* _Aim_:
Gather the lines that hold the string "this".
— Start of Given entries —
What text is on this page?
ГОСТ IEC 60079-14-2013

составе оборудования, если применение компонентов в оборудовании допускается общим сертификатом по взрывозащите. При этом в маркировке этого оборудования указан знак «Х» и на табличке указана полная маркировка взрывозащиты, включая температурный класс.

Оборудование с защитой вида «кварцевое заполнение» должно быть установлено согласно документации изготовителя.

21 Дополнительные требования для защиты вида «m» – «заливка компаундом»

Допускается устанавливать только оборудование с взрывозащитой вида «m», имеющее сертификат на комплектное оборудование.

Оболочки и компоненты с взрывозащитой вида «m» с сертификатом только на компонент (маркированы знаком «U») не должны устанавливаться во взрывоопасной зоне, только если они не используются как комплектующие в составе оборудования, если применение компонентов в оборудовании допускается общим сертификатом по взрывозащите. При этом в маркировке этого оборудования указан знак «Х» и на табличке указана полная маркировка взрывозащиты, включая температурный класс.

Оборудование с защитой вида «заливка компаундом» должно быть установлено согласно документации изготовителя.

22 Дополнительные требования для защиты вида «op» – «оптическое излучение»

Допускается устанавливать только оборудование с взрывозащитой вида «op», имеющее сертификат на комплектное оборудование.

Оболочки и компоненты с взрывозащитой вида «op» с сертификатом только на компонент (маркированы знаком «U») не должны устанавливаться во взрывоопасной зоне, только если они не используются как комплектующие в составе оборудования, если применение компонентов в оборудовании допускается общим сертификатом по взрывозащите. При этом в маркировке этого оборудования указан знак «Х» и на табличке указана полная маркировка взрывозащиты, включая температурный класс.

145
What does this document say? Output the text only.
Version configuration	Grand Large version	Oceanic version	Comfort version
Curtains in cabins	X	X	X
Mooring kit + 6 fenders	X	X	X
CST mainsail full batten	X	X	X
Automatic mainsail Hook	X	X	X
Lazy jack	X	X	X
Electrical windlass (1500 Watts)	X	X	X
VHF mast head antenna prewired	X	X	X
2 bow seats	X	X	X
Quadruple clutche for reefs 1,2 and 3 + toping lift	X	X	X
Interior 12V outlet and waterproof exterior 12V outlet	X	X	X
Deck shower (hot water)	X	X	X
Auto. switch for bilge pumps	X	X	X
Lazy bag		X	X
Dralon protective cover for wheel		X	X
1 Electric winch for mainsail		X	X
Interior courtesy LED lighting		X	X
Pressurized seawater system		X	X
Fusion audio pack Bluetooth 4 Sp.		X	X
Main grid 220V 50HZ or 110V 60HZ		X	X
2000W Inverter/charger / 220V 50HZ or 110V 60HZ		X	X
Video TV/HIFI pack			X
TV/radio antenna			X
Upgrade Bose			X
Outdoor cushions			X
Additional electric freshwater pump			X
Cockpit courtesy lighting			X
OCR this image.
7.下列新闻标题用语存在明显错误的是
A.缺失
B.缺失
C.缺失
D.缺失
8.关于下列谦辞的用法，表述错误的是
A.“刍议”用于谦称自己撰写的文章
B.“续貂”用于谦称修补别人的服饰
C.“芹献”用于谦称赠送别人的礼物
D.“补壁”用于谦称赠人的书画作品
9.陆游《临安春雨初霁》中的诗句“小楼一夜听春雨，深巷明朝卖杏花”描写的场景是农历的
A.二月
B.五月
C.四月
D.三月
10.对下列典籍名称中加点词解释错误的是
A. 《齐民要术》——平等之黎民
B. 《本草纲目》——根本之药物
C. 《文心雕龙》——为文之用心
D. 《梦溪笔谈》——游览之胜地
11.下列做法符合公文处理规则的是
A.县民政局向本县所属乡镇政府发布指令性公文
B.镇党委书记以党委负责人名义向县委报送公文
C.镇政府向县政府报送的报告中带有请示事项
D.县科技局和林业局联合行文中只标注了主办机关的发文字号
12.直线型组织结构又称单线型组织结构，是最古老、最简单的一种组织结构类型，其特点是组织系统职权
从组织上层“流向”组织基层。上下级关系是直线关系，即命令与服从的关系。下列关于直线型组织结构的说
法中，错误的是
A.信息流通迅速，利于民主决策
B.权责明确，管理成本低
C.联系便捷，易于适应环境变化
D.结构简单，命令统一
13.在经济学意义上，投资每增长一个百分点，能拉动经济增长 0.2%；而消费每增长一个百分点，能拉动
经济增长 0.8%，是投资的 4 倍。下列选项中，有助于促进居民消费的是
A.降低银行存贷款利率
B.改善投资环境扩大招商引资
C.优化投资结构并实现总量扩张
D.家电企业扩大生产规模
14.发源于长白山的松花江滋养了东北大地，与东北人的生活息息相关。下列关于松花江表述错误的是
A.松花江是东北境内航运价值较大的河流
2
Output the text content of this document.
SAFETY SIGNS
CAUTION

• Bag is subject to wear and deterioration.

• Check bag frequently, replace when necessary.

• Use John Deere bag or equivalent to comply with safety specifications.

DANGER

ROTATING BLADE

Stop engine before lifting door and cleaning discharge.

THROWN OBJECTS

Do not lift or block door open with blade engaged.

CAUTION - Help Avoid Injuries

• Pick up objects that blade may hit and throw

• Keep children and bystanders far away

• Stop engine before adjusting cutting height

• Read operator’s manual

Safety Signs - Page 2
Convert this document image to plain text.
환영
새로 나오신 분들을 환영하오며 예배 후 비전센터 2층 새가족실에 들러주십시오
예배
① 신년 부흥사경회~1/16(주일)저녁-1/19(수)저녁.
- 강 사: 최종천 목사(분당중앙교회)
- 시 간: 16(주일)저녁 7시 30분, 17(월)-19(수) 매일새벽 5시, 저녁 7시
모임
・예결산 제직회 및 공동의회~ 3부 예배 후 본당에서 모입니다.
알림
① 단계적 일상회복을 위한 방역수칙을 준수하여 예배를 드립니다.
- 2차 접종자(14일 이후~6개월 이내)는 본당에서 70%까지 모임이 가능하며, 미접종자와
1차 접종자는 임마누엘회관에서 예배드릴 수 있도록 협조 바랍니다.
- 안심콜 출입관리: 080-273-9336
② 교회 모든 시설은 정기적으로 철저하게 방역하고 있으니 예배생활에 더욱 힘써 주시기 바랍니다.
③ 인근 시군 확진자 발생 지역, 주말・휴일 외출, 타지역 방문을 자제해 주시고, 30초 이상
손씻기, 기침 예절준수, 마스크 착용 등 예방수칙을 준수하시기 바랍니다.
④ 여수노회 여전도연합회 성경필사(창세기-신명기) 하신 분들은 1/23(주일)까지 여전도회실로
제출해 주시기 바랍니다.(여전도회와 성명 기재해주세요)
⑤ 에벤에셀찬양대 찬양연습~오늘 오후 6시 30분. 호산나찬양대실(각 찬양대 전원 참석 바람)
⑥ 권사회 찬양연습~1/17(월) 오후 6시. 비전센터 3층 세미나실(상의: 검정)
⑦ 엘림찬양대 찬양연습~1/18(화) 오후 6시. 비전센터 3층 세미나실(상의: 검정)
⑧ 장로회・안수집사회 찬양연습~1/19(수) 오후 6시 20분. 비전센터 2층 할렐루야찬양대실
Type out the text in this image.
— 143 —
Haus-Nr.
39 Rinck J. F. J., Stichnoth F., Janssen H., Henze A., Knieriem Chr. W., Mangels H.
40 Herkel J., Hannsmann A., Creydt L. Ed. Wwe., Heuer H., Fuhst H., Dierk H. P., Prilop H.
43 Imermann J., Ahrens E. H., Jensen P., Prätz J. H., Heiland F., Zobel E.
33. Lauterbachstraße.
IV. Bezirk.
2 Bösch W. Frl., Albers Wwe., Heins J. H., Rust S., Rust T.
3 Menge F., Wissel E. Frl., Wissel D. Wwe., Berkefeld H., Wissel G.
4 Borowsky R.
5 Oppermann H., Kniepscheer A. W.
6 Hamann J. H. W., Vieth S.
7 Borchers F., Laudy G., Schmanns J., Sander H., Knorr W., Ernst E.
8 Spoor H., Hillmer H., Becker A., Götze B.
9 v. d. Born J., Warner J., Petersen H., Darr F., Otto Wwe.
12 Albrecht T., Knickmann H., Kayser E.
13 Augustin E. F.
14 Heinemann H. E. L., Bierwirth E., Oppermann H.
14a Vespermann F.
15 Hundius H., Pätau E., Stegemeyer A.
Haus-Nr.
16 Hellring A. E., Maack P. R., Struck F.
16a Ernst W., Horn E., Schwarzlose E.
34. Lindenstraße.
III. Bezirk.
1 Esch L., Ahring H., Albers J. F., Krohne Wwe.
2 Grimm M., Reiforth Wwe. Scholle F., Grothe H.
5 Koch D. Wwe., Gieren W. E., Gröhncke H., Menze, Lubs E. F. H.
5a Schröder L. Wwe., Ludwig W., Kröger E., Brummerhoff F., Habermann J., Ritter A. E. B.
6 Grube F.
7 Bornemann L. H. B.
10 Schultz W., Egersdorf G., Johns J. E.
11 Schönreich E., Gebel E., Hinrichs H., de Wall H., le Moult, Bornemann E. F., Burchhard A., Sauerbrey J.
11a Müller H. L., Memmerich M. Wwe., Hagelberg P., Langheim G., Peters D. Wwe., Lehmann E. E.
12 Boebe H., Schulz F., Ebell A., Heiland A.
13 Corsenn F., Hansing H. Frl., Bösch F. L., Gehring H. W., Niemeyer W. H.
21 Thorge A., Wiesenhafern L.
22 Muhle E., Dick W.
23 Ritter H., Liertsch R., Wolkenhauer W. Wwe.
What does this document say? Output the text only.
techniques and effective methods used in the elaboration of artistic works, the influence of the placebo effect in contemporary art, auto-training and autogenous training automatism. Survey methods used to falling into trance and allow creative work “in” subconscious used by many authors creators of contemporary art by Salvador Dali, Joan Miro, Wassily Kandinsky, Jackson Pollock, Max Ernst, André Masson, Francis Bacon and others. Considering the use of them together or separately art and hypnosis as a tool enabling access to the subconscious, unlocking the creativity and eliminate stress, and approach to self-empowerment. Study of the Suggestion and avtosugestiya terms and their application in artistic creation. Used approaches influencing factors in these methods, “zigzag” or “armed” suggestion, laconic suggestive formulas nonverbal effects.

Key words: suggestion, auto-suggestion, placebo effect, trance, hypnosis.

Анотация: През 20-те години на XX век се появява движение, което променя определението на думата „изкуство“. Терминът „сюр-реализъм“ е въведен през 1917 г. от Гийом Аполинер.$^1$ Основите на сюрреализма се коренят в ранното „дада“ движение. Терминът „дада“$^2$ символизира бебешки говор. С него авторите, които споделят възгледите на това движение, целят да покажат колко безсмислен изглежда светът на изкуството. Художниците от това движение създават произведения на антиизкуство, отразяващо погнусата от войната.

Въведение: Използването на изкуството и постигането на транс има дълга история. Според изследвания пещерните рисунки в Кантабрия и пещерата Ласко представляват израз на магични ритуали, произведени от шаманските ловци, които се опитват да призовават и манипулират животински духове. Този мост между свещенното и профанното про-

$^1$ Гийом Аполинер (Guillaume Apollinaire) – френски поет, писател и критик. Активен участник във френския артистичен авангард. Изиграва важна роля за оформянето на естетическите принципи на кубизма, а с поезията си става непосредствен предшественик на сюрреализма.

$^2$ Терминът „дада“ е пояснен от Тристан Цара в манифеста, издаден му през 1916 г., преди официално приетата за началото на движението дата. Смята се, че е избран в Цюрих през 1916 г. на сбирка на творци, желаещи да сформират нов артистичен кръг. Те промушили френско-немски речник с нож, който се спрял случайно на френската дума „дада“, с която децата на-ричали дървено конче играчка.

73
— End of Given entries —
* _Task answer_:
What text is on this page?
What does this document say? Output the text only.
OCR this image.
Output the text content of this document.
Convert this document image to plain text.
Type out the text in this image.
What does this document say? Output the text only.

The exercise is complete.